▶ _What to do_
Images are excluded; otherwise, output every record exactly.

▶ _Material provided_
====

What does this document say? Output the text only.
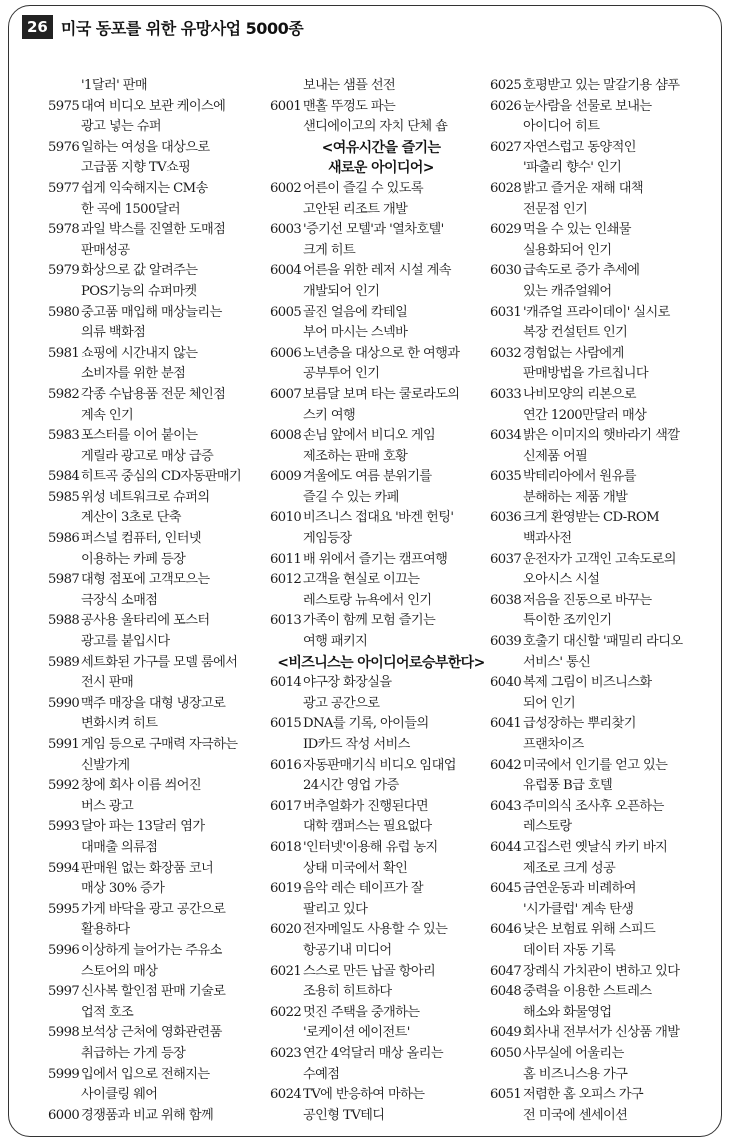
26 미국 동포를 위한 유망사업 5000종
'1달러' 판매
5975 대여 비디오 보관 케이스에
광고 넣는 슈퍼
5976 일하는 여성을 대상으로
고급품 지향 TV쇼핑
5977 쉽게 익숙해지는 CM송
한 곡에 1500달러
5978 과일 박스를 진열한 도매점
판매성공
5979 화상으로 값 알려주는
POS기능의 슈퍼마켓
5980 중고품 매입해 매상늘리는
의류 백화점
5981 쇼핑에 시간내지 않는
소비자를 위한 분점
5982 각종 수납용품 전문 체인점
계속 인기
5983 포스터를 이어 붙이는
게릴라 광고로 매상 급증
5984 히트곡 중심의 CD자동판매기
5985 위성 네트워크로 슈퍼의
계산이 3초로 단축
5986 퍼스널 컴퓨터, 인터넷
이용하는 카페 등장
5987 대형 점포에 고객모으는
극장식 소매점
5988 공사용 울타리에 포스터
광고를 붙입시다
5989 세트화된 가구를 모델 룸에서
전시 판매
5990 맥주 매장을 대형 냉장고로
변화시켜 히트
5991 게임 등으로 구매력 자극하는
신발가게
5992 창에 회사 이름 씌어진
버스 광고
5993 달아 파는 13달러 염가
대매출 의류점
5994 판매원 없는 화장품 코너
매상 30% 증가
5995 가게 바닥을 광고 공간으로
활용하다
5996 이상하게 늘어가는 주유소
스토어의 매상
5997 신사복 할인점 판매 기술로
업적 호조
5998 보석상 근처에 영화관련품
취급하는 가게 등장
5999 입에서 입으로 전해지는
사이클링 웨어
6000 경쟁품과 비교 위해 함께
보내는 샘플 선전
6001 맨홀 뚜껑도 파는
샌디에이고의 자치 단체 숍
<여유시간을 즐기는
새로운 아이디어>
6002 어른이 즐길 수 있도록
고안된 리조트 개발
6003 '증기선 모텔'과 '열차호텔'
크게 히트
6004 어른을 위한 레저 시설 계속
개발되어 인기
6005 골진 얼음에 칵테일
부어 마시는 스넥바
6006 노년층을 대상으로 한 여행과
공부투어 인기
6007 보름달 보며 타는 쿨로라도의
스키 여행
6008 손님 앞에서 비디오 게임
제조하는 판매 호황
6009 겨울에도 여름 분위기를
즐길 수 있는 카페
6010 비즈니스 접대요 '바겐 헌팅'
게임등장
6011 배 위에서 즐기는 캠프여행
6012 고객을 현실로 이끄는
레스토랑 뉴욕에서 인기
6013 가족이 함께 모험 즐기는
여행 패키지
<비즈니스는 아이디어로승부한다>
6014 야구장 화장실을
광고 공간으로
6015 DNA를 기록, 아이들의
ID카드 작성 서비스
6016 자동판매기식 비디오 임대업
24시간 영업 가증
6017 버추얼화가 진행된다면
대학 캠퍼스는 필요없다
6018 '인터넷'이용해 유럽 농지
상태 미국에서 확인
6019 음악 레슨 테이프가 잘
팔리고 있다
6020 전자메일도 사용할 수 있는
항공기내 미디어
6021 스스로 만든 납골 항아리
조용히 히트하다
6022 멋진 주택을 중개하는
'로케이션 에이전트'
6023 연간 4억달러 매상 올리는
수예점
6024 TV에 반응하여 마하는
공인형 TV테디
6025 호평받고 있는 말갈기용 샴푸
6026 눈사람을 선물로 보내는
아이디어 히트
6027 자연스럽고 동양적인
'파출리 향수' 인기
6028 밝고 즐거운 재해 대책
전문점 인기
6029 먹을 수 있는 인쇄물
실용화되어 인기
6030 급속도로 증가 추세에
있는 캐쥬얼웨어
6031 '캐쥬얼 프라이데이' 실시로
복장 컨설턴트 인기
6032 경험없는 사람에게
판매방법을 가르칩니다
6033 나비모양의 리본으로
연간 1200만달러 매상
6034 밝은 이미지의 햇바라기 색깔
신제품 어필
6035 박테리아에서 원유를
분해하는 제품 개발
6036 크게 환영받는 CD-ROM
백과사전
6037 운전자가 고객인 고속도로의
오아시스 시설
6038 저음을 진동으로 바꾸는
특이한 조끼인기
6039 호출기 대신할 '패밀리 라디오
서비스' 통신
6040 복제 그림이 비즈니스화
되어 인기
6041 급성장하는 뿌리찾기
프랜차이즈
6042 미국에서 인기를 얻고 있는
유럽풍 B급 호텔
6043 주미의식 조사후 오픈하는
레스토랑
6044 고집스런 옛날식 카키 바지
제조로 크게 성공
6045 금연운동과 비례하여
'시가클럽' 계속 탄생
6046 낮은 보험료 위해 스피드
데이터 자동 기록
6047 장례식 가치관이 변하고 있다
6048 중력을 이용한 스트레스
해소와 화물영업
6049 회사내 전부서가 신상품 개발
6050 사무실에 어울리는
홈 비즈니스용 가구
6051 저렴한 홈 오피스 가구
전 미국에 센세이션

====

▶ _In response_
What does this document say? Output the text only.
26 미국 동포를 위한 유망사업 5000종
'1달러' 판매
5975 대여 비디오 보관 케이스에
광고 넣는 슈퍼
5976 일하는 여성을 대상으로
고급품 지향 TV쇼핑
5977 쉽게 익숙해지는 CM송
한 곡에 1500달러
5978 과일 박스를 진열한 도매점
판매성공
5979 화상으로 값 알려주는
POS기능의 슈퍼마켓
5980 중고품 매입해 매상늘리는
의류 백화점
5981 쇼핑에 시간내지 않는
소비자를 위한 분점
5982 각종 수납용품 전문 체인점
계속 인기
5983 포스터를 이어 붙이는
게릴라 광고로 매상 급증
5984 히트곡 중심의 CD자동판매기
5985 위성 네트워크로 슈퍼의
계산이 3초로 단축
5986 퍼스널 컴퓨터, 인터넷
이용하는 카페 등장
5987 대형 점포에 고객모으는
극장식 소매점
5988 공사용 울타리에 포스터
광고를 붙입시다
5989 세트화된 가구를 모델 룸에서
전시 판매
5990 맥주 매장을 대형 냉장고로
변화시켜 히트
5991 게임 등으로 구매력 자극하는
신발가게
5992 창에 회사 이름 씌어진
버스 광고
5993 달아 파는 13달러 염가
대매출 의류점
5994 판매원 없는 화장품 코너
매상 30% 증가
5995 가게 바닥을 광고 공간으로
활용하다
5996 이상하게 늘어가는 주유소
스토어의 매상
5997 신사복 할인점 판매 기술로
업적 호조
5998 보석상 근처에 영화관련품
취급하는 가게 등장
5999 입에서 입으로 전해지는
사이클링 웨어
6000 경쟁품과 비교 위해 함께
보내는 샘플 선전
6001 맨홀 뚜껑도 파는
샌디에이고의 자치 단체 숍
<여유시간을 즐기는
새로운 아이디어>
6002 어른이 즐길 수 있도록
고안된 리조트 개발
6003 '증기선 모텔'과 '열차호텔'
크게 히트
6004 어른을 위한 레저 시설 계속
개발되어 인기
6005 골진 얼음에 칵테일
부어 마시는 스넥바
6006 노년층을 대상으로 한 여행과
공부투어 인기
6007 보름달 보며 타는 쿨로라도의
스키 여행
6008 손님 앞에서 비디오 게임
제조하는 판매 호황
6009 겨울에도 여름 분위기를
즐길 수 있는 카페
6010 비즈니스 접대요 '바겐 헌팅'
게임등장
6011 배 위에서 즐기는 캠프여행
6012 고객을 현실로 이끄는
레스토랑 뉴욕에서 인기
6013 가족이 함께 모험 즐기는
여행 패키지
<비즈니스는 아이디어로승부한다>
6014 야구장 화장실을
광고 공간으로
6015 DNA를 기록, 아이들의
ID카드 작성 서비스
6016 자동판매기식 비디오 임대업
24시간 영업 가증
6017 버추얼화가 진행된다면
대학 캠퍼스는 필요없다
6018 '인터넷'이용해 유럽 농지
상태 미국에서 확인
6019 음악 레슨 테이프가 잘
팔리고 있다
6020 전자메일도 사용할 수 있는
항공기내 미디어
6021 스스로 만든 납골 항아리
조용히 히트하다
6022 멋진 주택을 중개하는
'로케이션 에이전트'
6023 연간 4억달러 매상 올리는
수예점
6024 TV에 반응하여 마하는
공인형 TV테디
6025 호평받고 있는 말갈기용 샴푸
6026 눈사람을 선물로 보내는
아이디어 히트
6027 자연스럽고 동양적인
'파출리 향수' 인기
6028 밝고 즐거운 재해 대책
전문점 인기
6029 먹을 수 있는 인쇄물
실용화되어 인기
6030 급속도로 증가 추세에
있는 캐쥬얼웨어
6031 '캐쥬얼 프라이데이' 실시로
복장 컨설턴트 인기
6032 경험없는 사람에게
판매방법을 가르칩니다
6033 나비모양의 리본으로
연간 1200만달러 매상
6034 밝은 이미지의 햇바라기 색깔
신제품 어필
6035 박테리아에서 원유를
분해하는 제품 개발
6036 크게 환영받는 CD-ROM
백과사전
6037 운전자가 고객인 고속도로의
오아시스 시설
6038 저음을 진동으로 바꾸는
특이한 조끼인기
6039 호출기 대신할 '패밀리 라디오
서비스' 통신
6040 복제 그림이 비즈니스화
되어 인기
6041 급성장하는 뿌리찾기
프랜차이즈
6042 미국에서 인기를 얻고 있는
유럽풍 B급 호텔
6043 주미의식 조사후 오픈하는
레스토랑
6044 고집스런 옛날식 카키 바지
제조로 크게 성공
6045 금연운동과 비례하여
'시가클럽' 계속 탄생
6046 낮은 보험료 위해 스피드
데이터 자동 기록
6047 장례식 가치관이 변하고 있다
6048 중력을 이용한 스트레스
해소와 화물영업
6049 회사내 전부서가 신상품 개발
6050 사무실에 어울리는
홈 비즈니스용 가구
6051 저렴한 홈 오피스 가구
전 미국에 센세이션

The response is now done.